Record list:
## begin
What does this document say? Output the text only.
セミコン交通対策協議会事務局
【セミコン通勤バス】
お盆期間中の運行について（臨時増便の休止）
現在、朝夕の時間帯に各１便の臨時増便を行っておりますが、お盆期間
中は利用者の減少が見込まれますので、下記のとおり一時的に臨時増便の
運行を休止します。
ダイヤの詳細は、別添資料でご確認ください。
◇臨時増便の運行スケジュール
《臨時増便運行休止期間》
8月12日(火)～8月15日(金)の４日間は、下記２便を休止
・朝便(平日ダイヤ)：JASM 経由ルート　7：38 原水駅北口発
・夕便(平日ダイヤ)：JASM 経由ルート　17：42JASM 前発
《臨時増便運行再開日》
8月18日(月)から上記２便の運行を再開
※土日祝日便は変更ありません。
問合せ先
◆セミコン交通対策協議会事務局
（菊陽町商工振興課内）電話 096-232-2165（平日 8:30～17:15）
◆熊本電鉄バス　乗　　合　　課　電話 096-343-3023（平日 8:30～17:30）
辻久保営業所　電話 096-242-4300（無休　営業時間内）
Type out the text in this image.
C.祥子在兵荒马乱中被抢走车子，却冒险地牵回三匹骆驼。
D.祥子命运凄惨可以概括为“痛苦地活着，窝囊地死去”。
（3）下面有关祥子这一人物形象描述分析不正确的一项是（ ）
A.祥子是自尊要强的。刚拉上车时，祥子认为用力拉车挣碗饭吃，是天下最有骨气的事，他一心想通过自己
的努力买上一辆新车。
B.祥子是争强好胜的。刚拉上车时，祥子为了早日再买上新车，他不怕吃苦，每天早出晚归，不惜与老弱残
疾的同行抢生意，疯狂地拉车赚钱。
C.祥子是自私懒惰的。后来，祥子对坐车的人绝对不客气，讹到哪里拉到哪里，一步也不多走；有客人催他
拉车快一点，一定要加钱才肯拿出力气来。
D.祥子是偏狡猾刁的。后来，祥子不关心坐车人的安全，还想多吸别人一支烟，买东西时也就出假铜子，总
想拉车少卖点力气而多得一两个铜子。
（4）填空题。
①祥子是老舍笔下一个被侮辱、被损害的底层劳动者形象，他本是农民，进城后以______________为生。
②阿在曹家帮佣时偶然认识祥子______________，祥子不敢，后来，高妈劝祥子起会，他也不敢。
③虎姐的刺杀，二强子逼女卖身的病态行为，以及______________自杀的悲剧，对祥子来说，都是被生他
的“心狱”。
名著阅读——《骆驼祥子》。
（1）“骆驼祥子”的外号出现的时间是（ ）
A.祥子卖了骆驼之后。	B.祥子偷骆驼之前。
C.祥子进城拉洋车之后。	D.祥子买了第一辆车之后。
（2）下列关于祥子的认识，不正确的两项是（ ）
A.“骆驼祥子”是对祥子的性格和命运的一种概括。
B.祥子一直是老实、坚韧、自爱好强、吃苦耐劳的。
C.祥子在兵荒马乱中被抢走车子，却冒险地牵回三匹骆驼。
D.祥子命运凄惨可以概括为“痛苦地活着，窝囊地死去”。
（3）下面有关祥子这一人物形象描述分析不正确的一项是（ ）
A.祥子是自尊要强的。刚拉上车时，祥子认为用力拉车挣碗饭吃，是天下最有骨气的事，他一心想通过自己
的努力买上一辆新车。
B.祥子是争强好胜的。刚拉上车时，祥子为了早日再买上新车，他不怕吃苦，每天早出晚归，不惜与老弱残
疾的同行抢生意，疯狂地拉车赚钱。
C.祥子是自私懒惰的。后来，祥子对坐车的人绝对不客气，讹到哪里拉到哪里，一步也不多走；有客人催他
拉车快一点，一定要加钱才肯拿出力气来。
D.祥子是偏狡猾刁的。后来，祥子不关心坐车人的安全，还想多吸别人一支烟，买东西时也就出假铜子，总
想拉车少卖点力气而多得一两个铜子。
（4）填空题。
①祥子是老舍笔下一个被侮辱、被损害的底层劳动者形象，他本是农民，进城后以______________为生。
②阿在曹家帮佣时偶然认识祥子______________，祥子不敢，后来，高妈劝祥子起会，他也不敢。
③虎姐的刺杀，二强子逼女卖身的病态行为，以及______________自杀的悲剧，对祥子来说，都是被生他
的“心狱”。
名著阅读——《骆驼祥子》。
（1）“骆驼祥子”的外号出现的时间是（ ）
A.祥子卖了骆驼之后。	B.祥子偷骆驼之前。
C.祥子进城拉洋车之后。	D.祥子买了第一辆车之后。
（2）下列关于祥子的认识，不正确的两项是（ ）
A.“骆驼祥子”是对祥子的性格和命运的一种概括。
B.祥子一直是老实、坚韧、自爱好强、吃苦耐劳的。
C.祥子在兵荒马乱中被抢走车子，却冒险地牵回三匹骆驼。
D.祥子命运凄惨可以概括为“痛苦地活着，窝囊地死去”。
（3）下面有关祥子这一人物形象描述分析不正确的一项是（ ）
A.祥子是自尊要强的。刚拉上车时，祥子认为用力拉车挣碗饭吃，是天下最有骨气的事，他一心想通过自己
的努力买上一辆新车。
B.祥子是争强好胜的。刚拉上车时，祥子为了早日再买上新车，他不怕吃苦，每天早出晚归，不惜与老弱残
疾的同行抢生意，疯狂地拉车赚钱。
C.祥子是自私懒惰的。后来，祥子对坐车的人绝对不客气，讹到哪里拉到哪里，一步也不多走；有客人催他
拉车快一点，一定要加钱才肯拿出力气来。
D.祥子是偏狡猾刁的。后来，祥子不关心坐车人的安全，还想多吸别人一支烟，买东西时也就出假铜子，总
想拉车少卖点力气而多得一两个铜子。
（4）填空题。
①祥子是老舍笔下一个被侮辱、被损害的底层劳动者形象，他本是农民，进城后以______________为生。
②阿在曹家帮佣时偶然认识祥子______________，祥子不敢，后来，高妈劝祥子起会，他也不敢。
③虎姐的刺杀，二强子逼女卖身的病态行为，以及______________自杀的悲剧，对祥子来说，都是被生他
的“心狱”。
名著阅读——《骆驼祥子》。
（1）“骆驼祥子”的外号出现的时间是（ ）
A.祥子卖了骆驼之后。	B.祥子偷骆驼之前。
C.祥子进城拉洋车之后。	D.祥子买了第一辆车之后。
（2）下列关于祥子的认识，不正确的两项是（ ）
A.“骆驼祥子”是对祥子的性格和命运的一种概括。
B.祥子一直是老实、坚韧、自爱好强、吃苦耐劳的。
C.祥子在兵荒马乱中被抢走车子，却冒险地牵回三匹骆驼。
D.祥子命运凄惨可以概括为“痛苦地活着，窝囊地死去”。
## end
Given problem:
Each line holding "this" must be found and copied.

Full solution:
What does this document say? Output the text only.
Type out the text in this image.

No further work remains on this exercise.